Extract every record, exactly as written, and ignore the pictures.

## START

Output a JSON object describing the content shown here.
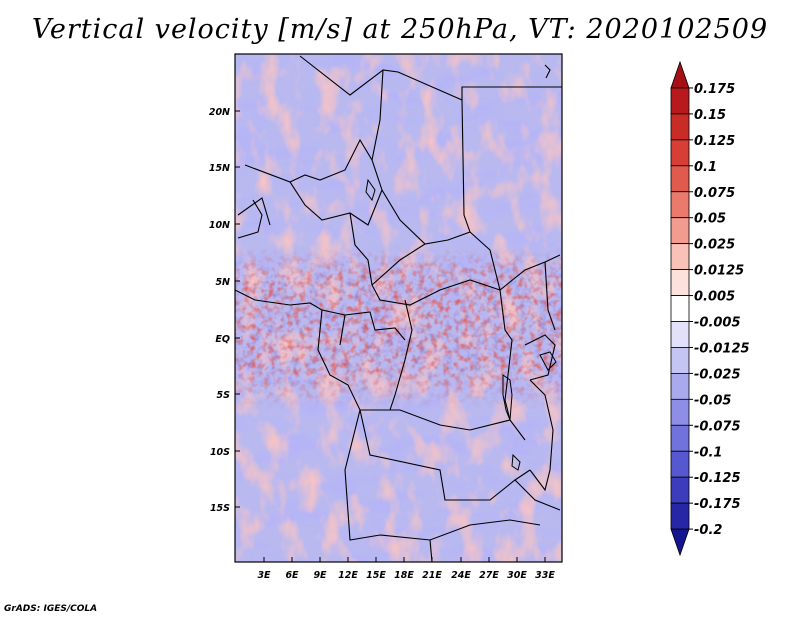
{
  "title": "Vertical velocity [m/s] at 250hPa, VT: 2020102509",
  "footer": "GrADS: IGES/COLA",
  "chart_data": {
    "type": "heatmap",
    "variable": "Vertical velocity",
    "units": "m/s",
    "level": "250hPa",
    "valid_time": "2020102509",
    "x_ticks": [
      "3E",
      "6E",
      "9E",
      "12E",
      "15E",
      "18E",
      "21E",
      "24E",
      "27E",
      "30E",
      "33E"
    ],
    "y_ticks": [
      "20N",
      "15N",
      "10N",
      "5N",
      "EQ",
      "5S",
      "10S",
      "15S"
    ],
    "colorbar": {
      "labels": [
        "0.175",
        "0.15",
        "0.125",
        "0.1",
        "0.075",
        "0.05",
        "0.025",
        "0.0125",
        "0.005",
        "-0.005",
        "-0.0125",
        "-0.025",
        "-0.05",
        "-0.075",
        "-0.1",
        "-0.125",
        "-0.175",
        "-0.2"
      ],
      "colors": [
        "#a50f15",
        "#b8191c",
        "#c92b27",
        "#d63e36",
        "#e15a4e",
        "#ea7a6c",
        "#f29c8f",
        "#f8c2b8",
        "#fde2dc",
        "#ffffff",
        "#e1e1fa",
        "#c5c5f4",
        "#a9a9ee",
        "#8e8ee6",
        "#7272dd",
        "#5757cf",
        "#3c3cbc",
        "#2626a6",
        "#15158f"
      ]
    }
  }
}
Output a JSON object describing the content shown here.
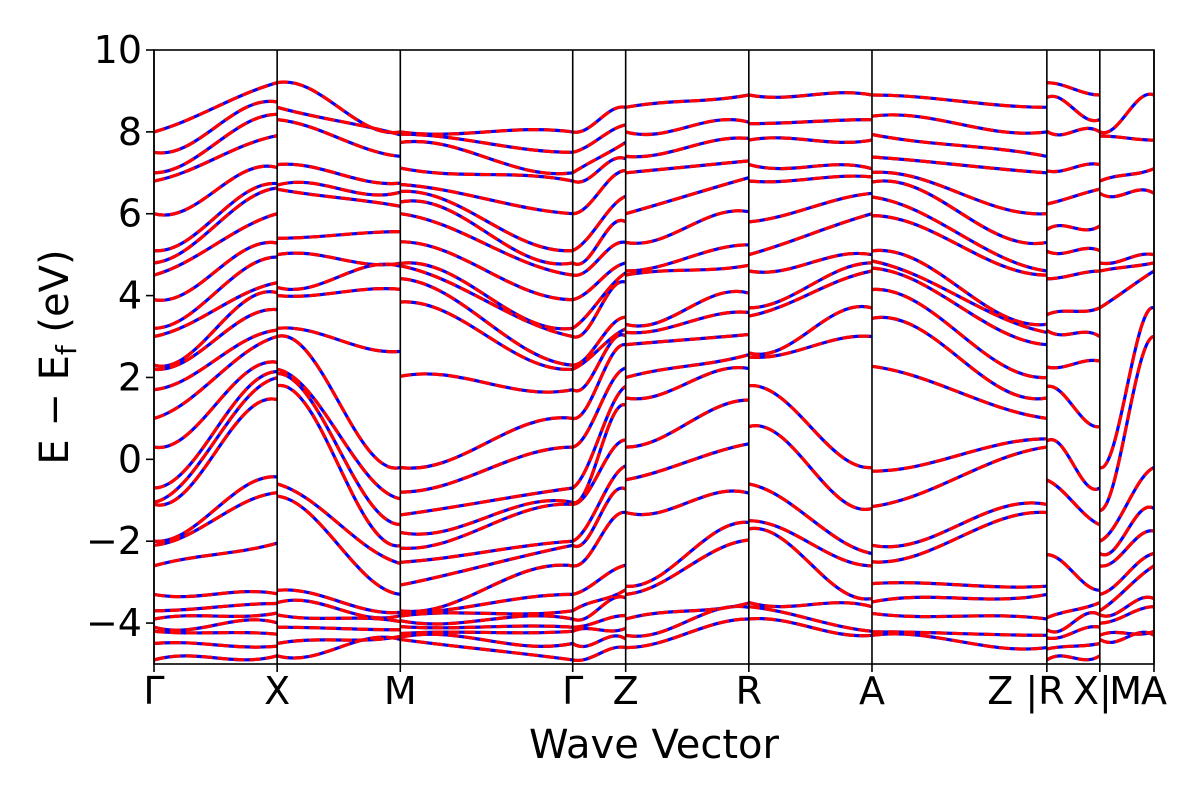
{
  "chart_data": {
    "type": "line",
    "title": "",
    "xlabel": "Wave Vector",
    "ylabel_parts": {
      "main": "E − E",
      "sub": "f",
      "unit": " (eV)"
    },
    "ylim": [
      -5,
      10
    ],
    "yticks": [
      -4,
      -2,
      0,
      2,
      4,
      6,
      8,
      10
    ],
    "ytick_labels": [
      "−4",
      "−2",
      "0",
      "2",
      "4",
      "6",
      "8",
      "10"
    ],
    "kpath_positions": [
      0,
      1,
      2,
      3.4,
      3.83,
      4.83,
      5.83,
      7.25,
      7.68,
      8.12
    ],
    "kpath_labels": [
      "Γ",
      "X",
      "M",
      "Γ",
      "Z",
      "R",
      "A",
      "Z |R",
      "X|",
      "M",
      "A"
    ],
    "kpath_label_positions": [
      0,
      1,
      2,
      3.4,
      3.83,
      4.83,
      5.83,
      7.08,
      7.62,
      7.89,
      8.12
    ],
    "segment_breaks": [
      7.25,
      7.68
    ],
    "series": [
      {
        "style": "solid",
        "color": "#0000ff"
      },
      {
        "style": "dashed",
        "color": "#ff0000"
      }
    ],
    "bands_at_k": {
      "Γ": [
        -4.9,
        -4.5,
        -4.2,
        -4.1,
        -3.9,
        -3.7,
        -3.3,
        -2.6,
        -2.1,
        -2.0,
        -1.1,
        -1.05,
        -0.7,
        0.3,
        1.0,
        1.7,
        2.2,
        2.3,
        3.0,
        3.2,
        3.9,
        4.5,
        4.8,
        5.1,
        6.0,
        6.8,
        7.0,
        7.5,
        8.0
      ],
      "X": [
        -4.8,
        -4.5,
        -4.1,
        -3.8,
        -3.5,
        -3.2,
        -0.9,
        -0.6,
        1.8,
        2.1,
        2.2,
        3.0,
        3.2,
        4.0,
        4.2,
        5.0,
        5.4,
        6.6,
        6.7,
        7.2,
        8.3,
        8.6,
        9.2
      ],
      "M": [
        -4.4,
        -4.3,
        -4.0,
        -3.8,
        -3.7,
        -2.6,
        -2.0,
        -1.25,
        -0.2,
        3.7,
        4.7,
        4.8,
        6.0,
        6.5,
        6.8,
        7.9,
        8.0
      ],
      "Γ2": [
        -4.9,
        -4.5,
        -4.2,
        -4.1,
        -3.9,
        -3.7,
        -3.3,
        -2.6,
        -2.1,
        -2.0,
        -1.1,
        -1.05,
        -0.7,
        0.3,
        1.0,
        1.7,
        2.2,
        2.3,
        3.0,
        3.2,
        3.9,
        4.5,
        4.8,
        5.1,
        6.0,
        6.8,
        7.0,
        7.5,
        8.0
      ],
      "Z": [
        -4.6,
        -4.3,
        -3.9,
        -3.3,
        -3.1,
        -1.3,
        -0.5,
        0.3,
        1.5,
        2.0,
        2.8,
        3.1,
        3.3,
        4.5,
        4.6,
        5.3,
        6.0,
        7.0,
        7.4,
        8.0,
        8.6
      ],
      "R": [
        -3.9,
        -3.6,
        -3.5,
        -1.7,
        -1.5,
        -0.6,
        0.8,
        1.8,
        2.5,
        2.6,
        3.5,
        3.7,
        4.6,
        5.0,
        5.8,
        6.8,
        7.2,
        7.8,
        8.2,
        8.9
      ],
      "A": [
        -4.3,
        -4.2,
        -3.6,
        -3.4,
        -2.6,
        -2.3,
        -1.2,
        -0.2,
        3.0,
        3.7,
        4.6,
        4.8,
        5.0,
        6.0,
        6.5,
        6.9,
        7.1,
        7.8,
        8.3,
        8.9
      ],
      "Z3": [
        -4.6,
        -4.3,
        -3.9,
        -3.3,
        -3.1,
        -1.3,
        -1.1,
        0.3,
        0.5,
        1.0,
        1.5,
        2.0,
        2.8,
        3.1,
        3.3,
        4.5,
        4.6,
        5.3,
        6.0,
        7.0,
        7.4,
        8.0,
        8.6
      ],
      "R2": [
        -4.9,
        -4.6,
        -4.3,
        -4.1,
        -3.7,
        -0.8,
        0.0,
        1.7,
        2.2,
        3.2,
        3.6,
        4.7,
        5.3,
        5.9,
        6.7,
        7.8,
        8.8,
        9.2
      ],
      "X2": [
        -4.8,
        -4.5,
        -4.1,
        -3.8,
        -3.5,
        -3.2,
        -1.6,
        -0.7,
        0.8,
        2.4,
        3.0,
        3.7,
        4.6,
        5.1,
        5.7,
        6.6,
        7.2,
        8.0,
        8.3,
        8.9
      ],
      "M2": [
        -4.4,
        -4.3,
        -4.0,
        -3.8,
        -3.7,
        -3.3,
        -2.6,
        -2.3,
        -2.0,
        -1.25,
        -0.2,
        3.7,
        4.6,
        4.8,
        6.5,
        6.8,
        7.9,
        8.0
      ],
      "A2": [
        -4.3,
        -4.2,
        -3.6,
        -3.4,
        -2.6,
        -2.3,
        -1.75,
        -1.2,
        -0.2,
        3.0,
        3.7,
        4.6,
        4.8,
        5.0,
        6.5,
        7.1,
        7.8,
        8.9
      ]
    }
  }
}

## END

_Task answer_
Output a JSON object describing the content shown here.
{
  "title": "Vertical velocity [m/s] at 250hPa, VT: 2020102509",
  "footer": "GrADS: IGES/COLA",
  "chart_data": {
    "type": "heatmap",
    "variable": "Vertical velocity",
    "units": "m/s",
    "level": "250hPa",
    "valid_time": "2020102509",
    "x_ticks": [
      "3E",
      "6E",
      "9E",
      "12E",
      "15E",
      "18E",
      "21E",
      "24E",
      "27E",
      "30E",
      "33E"
    ],
    "y_ticks": [
      "20N",
      "15N",
      "10N",
      "5N",
      "EQ",
      "5S",
      "10S",
      "15S"
    ],
    "colorbar": {
      "labels": [
        "0.175",
        "0.15",
        "0.125",
        "0.1",
        "0.075",
        "0.05",
        "0.025",
        "0.0125",
        "0.005",
        "-0.005",
        "-0.0125",
        "-0.025",
        "-0.05",
        "-0.075",
        "-0.1",
        "-0.125",
        "-0.175",
        "-0.2"
      ],
      "colors": [
        "#a50f15",
        "#b8191c",
        "#c92b27",
        "#d63e36",
        "#e15a4e",
        "#ea7a6c",
        "#f29c8f",
        "#f8c2b8",
        "#fde2dc",
        "#ffffff",
        "#e1e1fa",
        "#c5c5f4",
        "#a9a9ee",
        "#8e8ee6",
        "#7272dd",
        "#5757cf",
        "#3c3cbc",
        "#2626a6",
        "#15158f"
      ]
    }
  }
}
Output a JSON object describing the content shown here.
{
  "chart_data": {
    "type": "line",
    "title": "",
    "xlabel": "Wave Vector",
    "ylabel_parts": {
      "main": "E − E",
      "sub": "f",
      "unit": " (eV)"
    },
    "ylim": [
      -5,
      10
    ],
    "yticks": [
      -4,
      -2,
      0,
      2,
      4,
      6,
      8,
      10
    ],
    "ytick_labels": [
      "−4",
      "−2",
      "0",
      "2",
      "4",
      "6",
      "8",
      "10"
    ],
    "kpath_positions": [
      0,
      1,
      2,
      3.4,
      3.83,
      4.83,
      5.83,
      7.25,
      7.68,
      8.12
    ],
    "kpath_labels": [
      "Γ",
      "X",
      "M",
      "Γ",
      "Z",
      "R",
      "A",
      "Z |R",
      "X|",
      "M",
      "A"
    ],
    "kpath_label_positions": [
      0,
      1,
      2,
      3.4,
      3.83,
      4.83,
      5.83,
      7.08,
      7.62,
      7.89,
      8.12
    ],
    "segment_breaks": [
      7.25,
      7.68
    ],
    "series": [
      {
        "style": "solid",
        "color": "#0000ff"
      },
      {
        "style": "dashed",
        "color": "#ff0000"
      }
    ],
    "bands_at_k": {
      "Γ": [
        -4.9,
        -4.5,
        -4.2,
        -4.1,
        -3.9,
        -3.7,
        -3.3,
        -2.6,
        -2.1,
        -2.0,
        -1.1,
        -1.05,
        -0.7,
        0.3,
        1.0,
        1.7,
        2.2,
        2.3,
        3.0,
        3.2,
        3.9,
        4.5,
        4.8,
        5.1,
        6.0,
        6.8,
        7.0,
        7.5,
        8.0
      ],
      "X": [
        -4.8,
        -4.5,
        -4.1,
        -3.8,
        -3.5,
        -3.2,
        -0.9,
        -0.6,
        1.8,
        2.1,
        2.2,
        3.0,
        3.2,
        4.0,
        4.2,
        5.0,
        5.4,
        6.6,
        6.7,
        7.2,
        8.3,
        8.6,
        9.2
      ],
      "M": [
        -4.4,
        -4.3,
        -4.0,
        -3.8,
        -3.7,
        -2.6,
        -2.0,
        -1.25,
        -0.2,
        3.7,
        4.7,
        4.8,
        6.0,
        6.5,
        6.8,
        7.9,
        8.0
      ],
      "Γ2": [
        -4.9,
        -4.5,
        -4.2,
        -4.1,
        -3.9,
        -3.7,
        -3.3,
        -2.6,
        -2.1,
        -2.0,
        -1.1,
        -1.05,
        -0.7,
        0.3,
        1.0,
        1.7,
        2.2,
        2.3,
        3.0,
        3.2,
        3.9,
        4.5,
        4.8,
        5.1,
        6.0,
        6.8,
        7.0,
        7.5,
        8.0
      ],
      "Z": [
        -4.6,
        -4.3,
        -3.9,
        -3.3,
        -3.1,
        -1.3,
        -0.5,
        0.3,
        1.5,
        2.0,
        2.8,
        3.1,
        3.3,
        4.5,
        4.6,
        5.3,
        6.0,
        7.0,
        7.4,
        8.0,
        8.6
      ],
      "R": [
        -3.9,
        -3.6,
        -3.5,
        -1.7,
        -1.5,
        -0.6,
        0.8,
        1.8,
        2.5,
        2.6,
        3.5,
        3.7,
        4.6,
        5.0,
        5.8,
        6.8,
        7.2,
        7.8,
        8.2,
        8.9
      ],
      "A": [
        -4.3,
        -4.2,
        -3.6,
        -3.4,
        -2.6,
        -2.3,
        -1.2,
        -0.2,
        3.0,
        3.7,
        4.6,
        4.8,
        5.0,
        6.0,
        6.5,
        6.9,
        7.1,
        7.8,
        8.3,
        8.9
      ],
      "Z3": [
        -4.6,
        -4.3,
        -3.9,
        -3.3,
        -3.1,
        -1.3,
        -1.1,
        0.3,
        0.5,
        1.0,
        1.5,
        2.0,
        2.8,
        3.1,
        3.3,
        4.5,
        4.6,
        5.3,
        6.0,
        7.0,
        7.4,
        8.0,
        8.6
      ],
      "R2": [
        -4.9,
        -4.6,
        -4.3,
        -4.1,
        -3.7,
        -0.8,
        0.0,
        1.7,
        2.2,
        3.2,
        3.6,
        4.7,
        5.3,
        5.9,
        6.7,
        7.8,
        8.8,
        9.2
      ],
      "X2": [
        -4.8,
        -4.5,
        -4.1,
        -3.8,
        -3.5,
        -3.2,
        -1.6,
        -0.7,
        0.8,
        2.4,
        3.0,
        3.7,
        4.6,
        5.1,
        5.7,
        6.6,
        7.2,
        8.0,
        8.3,
        8.9
      ],
      "M2": [
        -4.4,
        -4.3,
        -4.0,
        -3.8,
        -3.7,
        -3.3,
        -2.6,
        -2.3,
        -2.0,
        -1.25,
        -0.2,
        3.7,
        4.6,
        4.8,
        6.5,
        6.8,
        7.9,
        8.0
      ],
      "A2": [
        -4.3,
        -4.2,
        -3.6,
        -3.4,
        -2.6,
        -2.3,
        -1.75,
        -1.2,
        -0.2,
        3.0,
        3.7,
        4.6,
        4.8,
        5.0,
        6.5,
        7.1,
        7.8,
        8.9
      ]
    }
  }
}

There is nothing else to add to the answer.